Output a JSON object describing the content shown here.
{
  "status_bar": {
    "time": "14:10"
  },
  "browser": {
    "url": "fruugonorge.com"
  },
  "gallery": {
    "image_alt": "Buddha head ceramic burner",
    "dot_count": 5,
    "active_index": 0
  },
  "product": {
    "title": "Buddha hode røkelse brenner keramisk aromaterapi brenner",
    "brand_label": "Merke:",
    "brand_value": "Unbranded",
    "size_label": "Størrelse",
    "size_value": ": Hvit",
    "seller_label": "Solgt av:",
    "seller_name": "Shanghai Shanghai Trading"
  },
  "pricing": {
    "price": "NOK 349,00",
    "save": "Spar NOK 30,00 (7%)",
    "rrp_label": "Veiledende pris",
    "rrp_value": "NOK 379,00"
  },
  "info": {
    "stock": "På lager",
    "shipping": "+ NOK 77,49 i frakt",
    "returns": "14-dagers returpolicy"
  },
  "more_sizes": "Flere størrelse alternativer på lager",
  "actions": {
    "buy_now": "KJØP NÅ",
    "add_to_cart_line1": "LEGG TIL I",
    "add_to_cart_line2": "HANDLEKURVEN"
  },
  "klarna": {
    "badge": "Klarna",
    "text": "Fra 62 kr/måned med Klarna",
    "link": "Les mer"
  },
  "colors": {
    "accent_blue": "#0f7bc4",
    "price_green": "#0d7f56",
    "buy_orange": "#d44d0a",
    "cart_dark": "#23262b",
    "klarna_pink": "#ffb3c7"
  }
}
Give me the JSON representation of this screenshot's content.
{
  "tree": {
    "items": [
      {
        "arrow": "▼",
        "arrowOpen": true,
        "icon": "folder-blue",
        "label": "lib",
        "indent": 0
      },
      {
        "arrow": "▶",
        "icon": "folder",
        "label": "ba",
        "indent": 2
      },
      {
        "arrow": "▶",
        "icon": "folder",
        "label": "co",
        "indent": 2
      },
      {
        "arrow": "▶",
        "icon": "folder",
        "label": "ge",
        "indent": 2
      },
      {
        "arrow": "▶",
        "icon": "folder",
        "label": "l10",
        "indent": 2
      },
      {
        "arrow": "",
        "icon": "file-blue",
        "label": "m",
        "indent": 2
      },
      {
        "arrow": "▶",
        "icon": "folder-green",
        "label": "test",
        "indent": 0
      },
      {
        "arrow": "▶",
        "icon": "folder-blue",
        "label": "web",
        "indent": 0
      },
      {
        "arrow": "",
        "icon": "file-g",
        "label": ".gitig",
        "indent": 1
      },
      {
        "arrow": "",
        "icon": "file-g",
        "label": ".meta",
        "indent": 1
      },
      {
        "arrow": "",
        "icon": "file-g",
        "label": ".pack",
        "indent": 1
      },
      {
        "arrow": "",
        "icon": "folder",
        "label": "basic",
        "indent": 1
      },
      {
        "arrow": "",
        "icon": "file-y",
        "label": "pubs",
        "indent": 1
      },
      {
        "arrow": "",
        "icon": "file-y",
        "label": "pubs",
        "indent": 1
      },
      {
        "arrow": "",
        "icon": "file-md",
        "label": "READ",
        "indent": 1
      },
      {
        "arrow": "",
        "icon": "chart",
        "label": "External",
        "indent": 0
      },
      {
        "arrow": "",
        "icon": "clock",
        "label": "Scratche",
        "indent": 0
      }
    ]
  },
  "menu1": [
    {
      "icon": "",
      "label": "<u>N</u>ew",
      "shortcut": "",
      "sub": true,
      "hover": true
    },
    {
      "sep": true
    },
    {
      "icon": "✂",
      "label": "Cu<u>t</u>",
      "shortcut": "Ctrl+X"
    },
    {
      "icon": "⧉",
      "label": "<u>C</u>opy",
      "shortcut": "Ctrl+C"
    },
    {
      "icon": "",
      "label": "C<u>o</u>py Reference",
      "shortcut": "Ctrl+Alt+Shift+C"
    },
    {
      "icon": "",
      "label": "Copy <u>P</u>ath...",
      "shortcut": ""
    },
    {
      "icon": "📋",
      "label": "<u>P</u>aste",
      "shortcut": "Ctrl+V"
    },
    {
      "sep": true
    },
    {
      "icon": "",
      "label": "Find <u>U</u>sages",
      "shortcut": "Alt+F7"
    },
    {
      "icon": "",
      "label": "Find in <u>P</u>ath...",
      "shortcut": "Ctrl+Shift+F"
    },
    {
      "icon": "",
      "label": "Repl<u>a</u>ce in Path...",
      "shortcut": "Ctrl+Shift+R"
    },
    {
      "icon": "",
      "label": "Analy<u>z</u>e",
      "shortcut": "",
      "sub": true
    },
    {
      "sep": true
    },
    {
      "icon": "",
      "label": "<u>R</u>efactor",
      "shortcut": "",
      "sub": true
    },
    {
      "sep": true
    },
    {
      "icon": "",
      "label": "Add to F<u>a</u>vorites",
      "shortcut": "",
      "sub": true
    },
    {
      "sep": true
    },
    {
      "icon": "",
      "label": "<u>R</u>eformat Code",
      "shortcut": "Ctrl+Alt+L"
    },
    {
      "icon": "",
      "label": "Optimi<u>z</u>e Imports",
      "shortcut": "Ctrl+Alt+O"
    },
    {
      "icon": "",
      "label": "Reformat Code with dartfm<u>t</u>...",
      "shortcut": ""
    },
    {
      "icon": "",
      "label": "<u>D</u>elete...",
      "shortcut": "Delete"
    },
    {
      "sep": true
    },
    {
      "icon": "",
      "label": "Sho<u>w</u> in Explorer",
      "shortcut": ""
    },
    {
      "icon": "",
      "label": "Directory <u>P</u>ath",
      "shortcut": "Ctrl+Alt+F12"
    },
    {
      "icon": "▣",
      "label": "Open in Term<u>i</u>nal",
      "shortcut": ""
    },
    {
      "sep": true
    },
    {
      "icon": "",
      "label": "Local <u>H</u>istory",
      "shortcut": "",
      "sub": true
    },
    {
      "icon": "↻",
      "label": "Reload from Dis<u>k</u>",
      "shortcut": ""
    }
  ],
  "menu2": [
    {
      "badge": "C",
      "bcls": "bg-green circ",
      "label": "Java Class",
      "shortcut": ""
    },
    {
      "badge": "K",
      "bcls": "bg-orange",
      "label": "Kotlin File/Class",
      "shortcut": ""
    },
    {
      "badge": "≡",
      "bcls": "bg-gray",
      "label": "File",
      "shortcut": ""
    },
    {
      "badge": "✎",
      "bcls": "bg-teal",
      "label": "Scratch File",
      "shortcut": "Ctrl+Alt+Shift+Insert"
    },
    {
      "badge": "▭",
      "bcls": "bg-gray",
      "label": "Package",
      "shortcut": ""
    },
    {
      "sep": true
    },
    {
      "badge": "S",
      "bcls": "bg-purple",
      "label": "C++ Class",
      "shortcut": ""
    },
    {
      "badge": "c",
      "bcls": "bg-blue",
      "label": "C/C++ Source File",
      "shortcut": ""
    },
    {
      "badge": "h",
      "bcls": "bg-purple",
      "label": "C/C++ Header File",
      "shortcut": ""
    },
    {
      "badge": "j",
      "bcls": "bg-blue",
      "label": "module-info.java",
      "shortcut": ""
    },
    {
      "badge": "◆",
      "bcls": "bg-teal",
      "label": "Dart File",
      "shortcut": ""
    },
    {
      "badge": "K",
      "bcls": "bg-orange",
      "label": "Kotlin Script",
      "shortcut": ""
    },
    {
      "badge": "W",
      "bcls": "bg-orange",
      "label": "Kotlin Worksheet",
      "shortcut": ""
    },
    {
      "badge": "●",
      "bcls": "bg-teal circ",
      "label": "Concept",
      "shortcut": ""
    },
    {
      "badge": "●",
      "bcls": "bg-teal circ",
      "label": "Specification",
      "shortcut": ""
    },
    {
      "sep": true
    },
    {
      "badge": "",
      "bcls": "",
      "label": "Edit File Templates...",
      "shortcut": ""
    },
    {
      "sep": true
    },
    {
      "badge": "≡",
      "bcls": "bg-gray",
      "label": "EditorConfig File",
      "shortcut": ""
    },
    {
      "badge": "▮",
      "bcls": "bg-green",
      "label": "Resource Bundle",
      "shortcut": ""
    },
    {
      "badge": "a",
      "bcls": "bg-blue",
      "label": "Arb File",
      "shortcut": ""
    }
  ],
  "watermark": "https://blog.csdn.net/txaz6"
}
┄┄┄┄┄┄┄┄┄┄
> _Do this_
Scan the listing above and identify each line holding the string "Kotlin"; copy every such line.

> _Problem solution_
      "label": "Kotlin File/Class",
      "label": "Kotlin Script",
      "label": "Kotlin Worksheet",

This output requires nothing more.